### INPUT ROWS
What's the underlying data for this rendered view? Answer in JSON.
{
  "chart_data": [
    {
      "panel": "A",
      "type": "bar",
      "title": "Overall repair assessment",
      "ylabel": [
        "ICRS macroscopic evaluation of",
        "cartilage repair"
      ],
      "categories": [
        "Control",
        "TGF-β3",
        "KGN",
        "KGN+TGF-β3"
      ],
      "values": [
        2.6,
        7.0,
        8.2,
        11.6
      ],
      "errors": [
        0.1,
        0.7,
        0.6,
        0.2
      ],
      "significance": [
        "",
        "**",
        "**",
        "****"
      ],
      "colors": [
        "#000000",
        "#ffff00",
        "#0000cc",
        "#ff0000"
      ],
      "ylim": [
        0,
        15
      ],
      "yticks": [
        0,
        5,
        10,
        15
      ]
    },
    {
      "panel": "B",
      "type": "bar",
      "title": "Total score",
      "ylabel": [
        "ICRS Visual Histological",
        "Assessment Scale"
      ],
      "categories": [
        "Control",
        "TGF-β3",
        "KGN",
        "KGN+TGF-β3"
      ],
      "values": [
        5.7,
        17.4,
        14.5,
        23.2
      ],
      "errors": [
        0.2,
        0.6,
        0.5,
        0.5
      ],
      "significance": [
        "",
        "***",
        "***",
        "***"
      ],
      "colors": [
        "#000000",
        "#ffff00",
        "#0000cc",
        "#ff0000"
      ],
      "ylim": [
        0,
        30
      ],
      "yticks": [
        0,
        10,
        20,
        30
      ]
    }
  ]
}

### WORK TO COMPLETE
Set all of the records down again, exactly as they stand.

### REPLY
What's the underlying data for this rendered view? Answer in JSON.
{
  "chart_data": [
    {
      "panel": "A",
      "type": "bar",
      "title": "Overall repair assessment",
      "ylabel": [
        "ICRS macroscopic evaluation of",
        "cartilage repair"
      ],
      "categories": [
        "Control",
        "TGF-β3",
        "KGN",
        "KGN+TGF-β3"
      ],
      "values": [
        2.6,
        7.0,
        8.2,
        11.6
      ],
      "errors": [
        0.1,
        0.7,
        0.6,
        0.2
      ],
      "significance": [
        "",
        "**",
        "**",
        "****"
      ],
      "colors": [
        "#000000",
        "#ffff00",
        "#0000cc",
        "#ff0000"
      ],
      "ylim": [
        0,
        15
      ],
      "yticks": [
        0,
        5,
        10,
        15
      ]
    },
    {
      "panel": "B",
      "type": "bar",
      "title": "Total score",
      "ylabel": [
        "ICRS Visual Histological",
        "Assessment Scale"
      ],
      "categories": [
        "Control",
        "TGF-β3",
        "KGN",
        "KGN+TGF-β3"
      ],
      "values": [
        5.7,
        17.4,
        14.5,
        23.2
      ],
      "errors": [
        0.2,
        0.6,
        0.5,
        0.5
      ],
      "significance": [
        "",
        "***",
        "***",
        "***"
      ],
      "colors": [
        "#000000",
        "#ffff00",
        "#0000cc",
        "#ff0000"
      ],
      "ylim": [
        0,
        30
      ],
      "yticks": [
        0,
        10,
        20,
        30
      ]
    }
  ]
}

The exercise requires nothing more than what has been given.